What to do:
When a line in the entries below contains the word "waste", copy that line.

Records supplied:
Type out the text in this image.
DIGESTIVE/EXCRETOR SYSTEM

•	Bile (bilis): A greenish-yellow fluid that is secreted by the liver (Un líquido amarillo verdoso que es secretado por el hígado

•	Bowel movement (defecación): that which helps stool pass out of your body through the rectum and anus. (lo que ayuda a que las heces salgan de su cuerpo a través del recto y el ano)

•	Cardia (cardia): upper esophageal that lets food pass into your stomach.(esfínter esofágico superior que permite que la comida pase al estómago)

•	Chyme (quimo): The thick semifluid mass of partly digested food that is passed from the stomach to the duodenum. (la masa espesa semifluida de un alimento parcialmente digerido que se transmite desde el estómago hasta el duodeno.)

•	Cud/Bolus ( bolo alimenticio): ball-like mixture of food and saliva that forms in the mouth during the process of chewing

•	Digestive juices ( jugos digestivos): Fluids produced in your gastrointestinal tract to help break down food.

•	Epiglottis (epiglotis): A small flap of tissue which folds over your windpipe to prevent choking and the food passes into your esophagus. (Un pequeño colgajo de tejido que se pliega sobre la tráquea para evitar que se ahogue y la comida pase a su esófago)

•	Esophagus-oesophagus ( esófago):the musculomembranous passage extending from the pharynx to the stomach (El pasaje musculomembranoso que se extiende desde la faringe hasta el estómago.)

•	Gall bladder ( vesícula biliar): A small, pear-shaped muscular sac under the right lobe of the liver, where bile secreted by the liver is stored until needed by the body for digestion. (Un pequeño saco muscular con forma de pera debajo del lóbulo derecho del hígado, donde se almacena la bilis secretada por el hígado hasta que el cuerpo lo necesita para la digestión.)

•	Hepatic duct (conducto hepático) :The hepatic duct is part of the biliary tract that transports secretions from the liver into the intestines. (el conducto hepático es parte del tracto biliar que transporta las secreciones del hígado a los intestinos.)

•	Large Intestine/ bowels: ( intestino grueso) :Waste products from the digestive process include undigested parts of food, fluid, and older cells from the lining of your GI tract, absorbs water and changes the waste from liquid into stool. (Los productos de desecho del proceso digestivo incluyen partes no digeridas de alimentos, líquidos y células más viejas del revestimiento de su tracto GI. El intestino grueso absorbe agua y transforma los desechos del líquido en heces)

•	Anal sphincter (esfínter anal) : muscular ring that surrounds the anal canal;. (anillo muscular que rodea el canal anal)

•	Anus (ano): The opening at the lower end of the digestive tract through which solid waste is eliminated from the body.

Final answer:
•	Large Intestine/ bowels: ( intestino grueso) :Waste products from the digestive process include undigested parts of food, fluid, and older cells from the lining of your GI tract, absorbs water and changes the waste from liquid into stool. (Los productos de desecho del proceso digestivo incluyen partes no digeridas de alimentos, líquidos y células más viejas del revestimiento de su tracto GI. El intestino grueso absorbe agua y transforma los desechos del líquido en heces)
•	Anus (ano): The opening at the lower end of the digestive tract through which solid waste is eliminated from the body.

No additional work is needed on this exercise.